EXERCISE OBJECTIVE:
Extract each line of the records below that contains the word "integral".

-*-

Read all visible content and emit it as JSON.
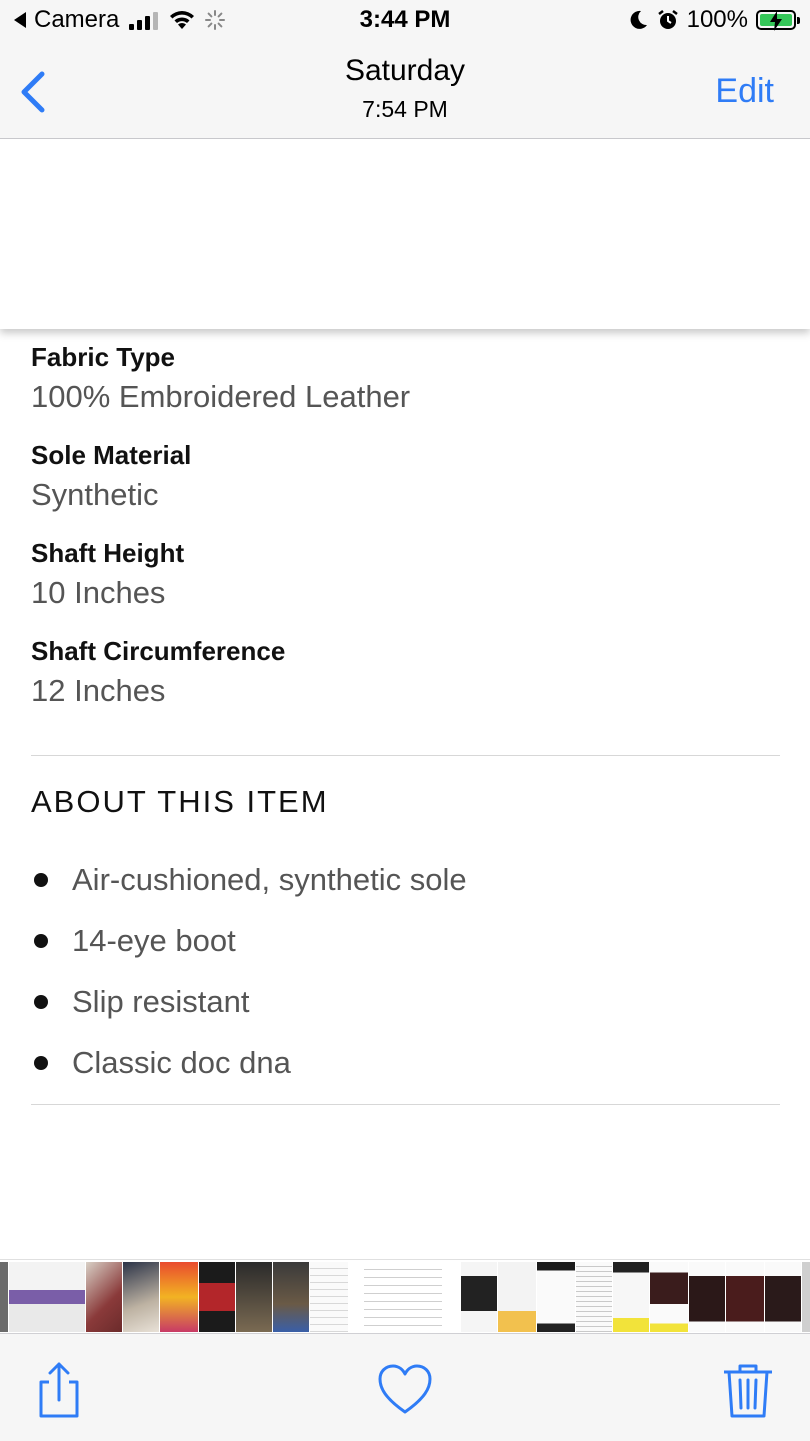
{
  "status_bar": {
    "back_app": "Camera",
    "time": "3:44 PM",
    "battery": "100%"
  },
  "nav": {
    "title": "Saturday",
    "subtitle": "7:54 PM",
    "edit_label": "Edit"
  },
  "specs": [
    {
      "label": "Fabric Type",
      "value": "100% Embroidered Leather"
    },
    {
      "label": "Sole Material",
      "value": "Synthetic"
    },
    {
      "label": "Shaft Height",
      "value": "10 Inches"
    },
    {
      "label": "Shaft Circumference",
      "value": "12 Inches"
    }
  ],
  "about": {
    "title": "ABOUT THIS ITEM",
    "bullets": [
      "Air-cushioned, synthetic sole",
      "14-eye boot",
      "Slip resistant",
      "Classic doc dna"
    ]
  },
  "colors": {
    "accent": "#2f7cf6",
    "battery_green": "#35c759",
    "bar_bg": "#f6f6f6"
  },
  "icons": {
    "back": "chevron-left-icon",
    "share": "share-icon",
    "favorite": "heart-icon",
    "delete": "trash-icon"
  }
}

-*-

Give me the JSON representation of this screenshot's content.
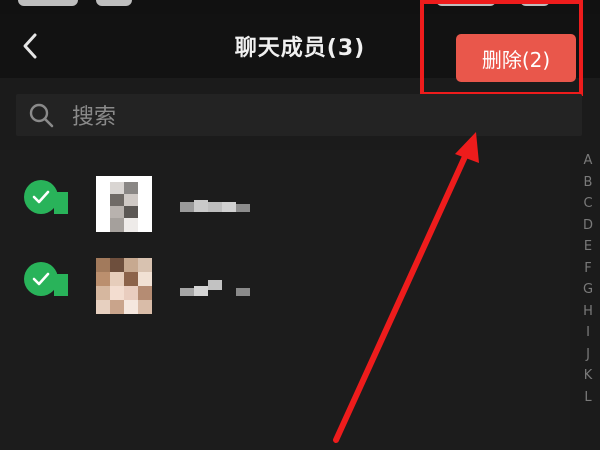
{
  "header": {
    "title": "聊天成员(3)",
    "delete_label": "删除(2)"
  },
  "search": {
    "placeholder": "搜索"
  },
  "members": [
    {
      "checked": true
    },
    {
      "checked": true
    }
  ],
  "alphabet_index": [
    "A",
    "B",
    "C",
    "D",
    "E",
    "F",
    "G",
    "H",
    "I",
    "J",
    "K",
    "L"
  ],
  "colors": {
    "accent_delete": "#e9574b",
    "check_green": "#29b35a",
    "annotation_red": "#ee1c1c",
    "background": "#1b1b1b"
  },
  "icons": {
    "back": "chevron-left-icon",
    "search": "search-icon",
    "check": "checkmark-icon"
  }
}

-*-

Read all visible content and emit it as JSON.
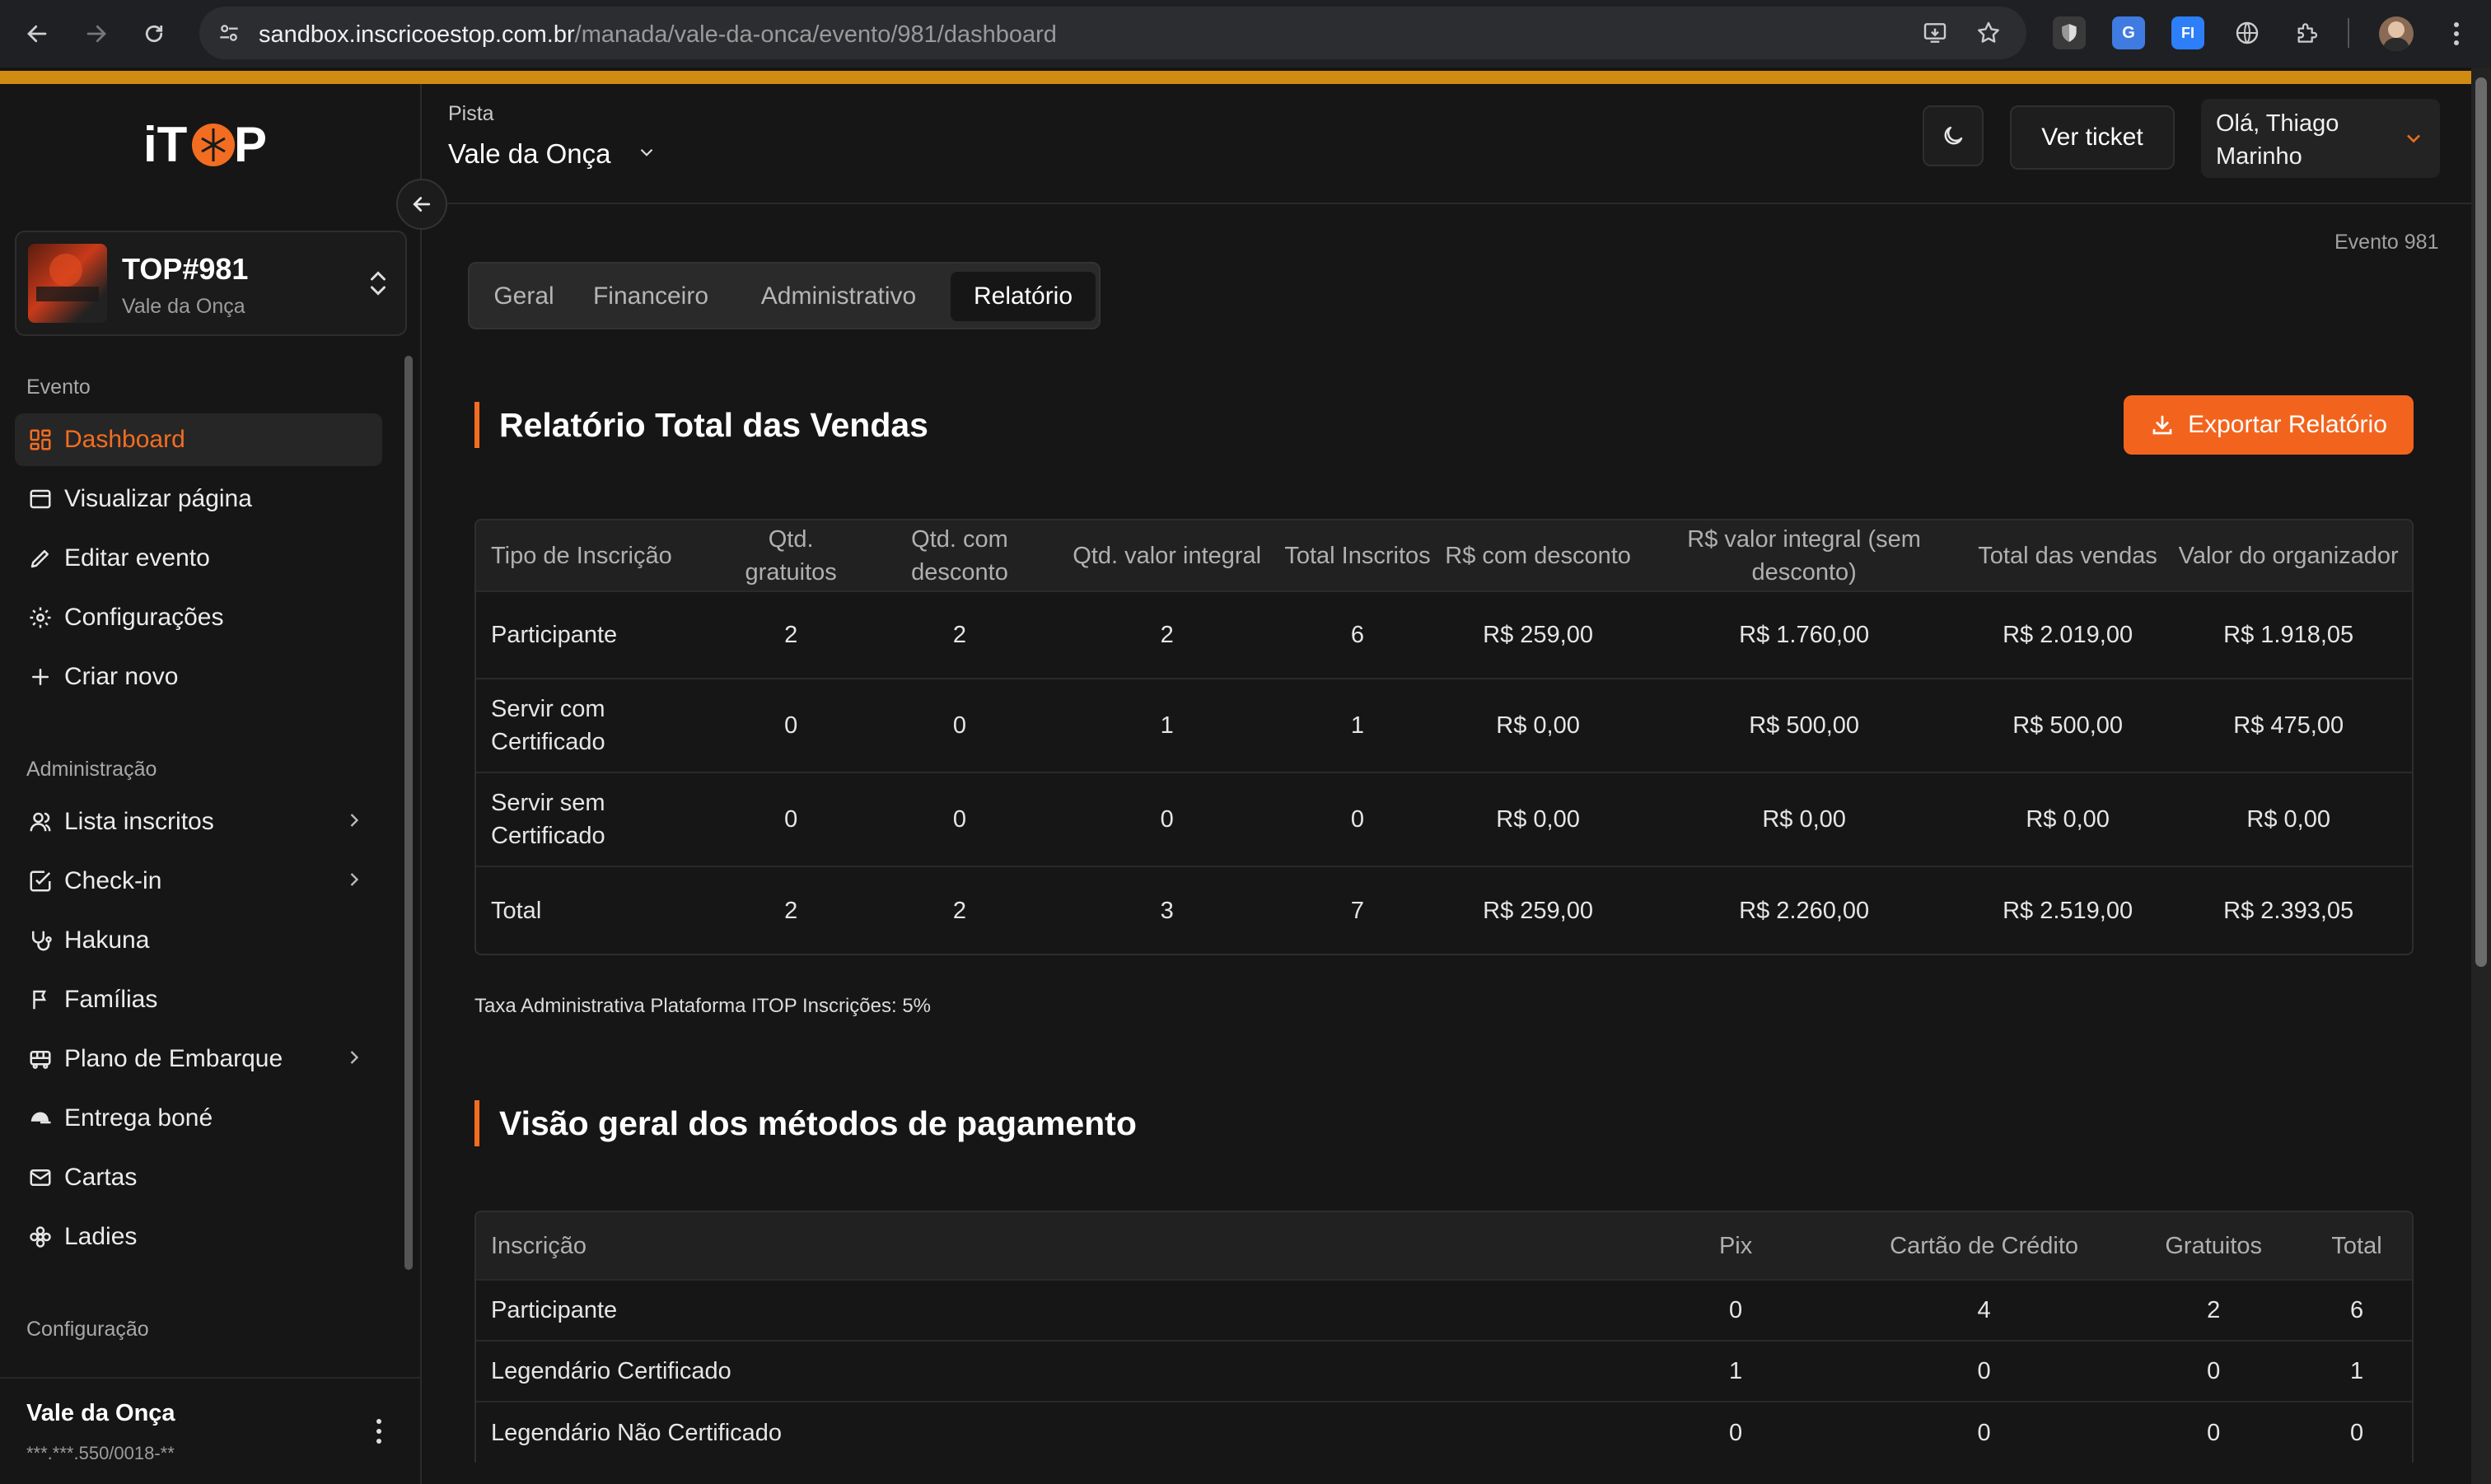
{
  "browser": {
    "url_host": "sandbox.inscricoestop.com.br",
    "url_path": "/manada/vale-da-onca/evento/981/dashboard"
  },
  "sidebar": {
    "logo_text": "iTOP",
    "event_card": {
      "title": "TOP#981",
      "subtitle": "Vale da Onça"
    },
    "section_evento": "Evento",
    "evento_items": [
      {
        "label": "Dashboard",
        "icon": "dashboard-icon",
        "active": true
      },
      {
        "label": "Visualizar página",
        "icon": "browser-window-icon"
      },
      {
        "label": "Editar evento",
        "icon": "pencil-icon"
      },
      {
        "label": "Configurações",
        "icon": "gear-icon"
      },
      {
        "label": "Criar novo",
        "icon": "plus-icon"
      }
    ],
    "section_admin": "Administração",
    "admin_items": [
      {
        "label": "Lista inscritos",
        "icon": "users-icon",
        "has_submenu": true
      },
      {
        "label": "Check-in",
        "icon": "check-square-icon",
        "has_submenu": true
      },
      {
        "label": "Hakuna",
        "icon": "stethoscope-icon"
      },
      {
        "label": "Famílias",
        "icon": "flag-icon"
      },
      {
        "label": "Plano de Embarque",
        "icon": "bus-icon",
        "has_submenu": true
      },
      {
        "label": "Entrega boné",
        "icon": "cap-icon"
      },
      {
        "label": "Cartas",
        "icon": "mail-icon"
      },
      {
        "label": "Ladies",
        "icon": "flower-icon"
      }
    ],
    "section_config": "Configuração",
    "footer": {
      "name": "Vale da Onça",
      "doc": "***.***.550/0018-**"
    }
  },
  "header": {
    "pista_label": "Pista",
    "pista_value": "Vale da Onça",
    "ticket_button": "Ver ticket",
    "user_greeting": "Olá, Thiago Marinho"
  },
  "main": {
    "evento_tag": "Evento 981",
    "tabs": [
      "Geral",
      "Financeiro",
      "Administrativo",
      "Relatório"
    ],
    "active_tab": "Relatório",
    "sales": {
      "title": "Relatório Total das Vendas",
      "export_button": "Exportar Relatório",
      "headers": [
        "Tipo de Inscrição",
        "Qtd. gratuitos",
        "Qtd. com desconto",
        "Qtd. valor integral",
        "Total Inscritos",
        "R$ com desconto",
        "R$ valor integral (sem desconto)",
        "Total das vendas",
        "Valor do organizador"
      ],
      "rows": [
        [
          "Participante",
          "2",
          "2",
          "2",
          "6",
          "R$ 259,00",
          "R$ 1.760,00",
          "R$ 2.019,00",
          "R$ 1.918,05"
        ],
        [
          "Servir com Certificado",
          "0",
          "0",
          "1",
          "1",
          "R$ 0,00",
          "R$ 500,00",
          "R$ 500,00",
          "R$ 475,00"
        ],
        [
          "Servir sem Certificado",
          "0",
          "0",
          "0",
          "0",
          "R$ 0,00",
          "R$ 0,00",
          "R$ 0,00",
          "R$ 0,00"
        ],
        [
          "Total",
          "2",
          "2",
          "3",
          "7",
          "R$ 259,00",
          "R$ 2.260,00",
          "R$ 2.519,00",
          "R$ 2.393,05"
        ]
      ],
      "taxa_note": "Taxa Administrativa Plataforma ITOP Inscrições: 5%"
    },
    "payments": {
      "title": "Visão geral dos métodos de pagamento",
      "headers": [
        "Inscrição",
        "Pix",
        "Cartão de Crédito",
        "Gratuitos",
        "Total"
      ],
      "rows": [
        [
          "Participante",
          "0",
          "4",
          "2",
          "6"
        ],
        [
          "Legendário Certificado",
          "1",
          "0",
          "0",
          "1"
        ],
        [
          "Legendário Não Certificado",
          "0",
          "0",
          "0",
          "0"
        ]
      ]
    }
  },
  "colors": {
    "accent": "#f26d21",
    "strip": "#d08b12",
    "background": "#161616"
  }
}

-*-

WRITTEN RESPONSE:
        "Qtd. valor integral",
        "R$ valor integral (sem desconto)",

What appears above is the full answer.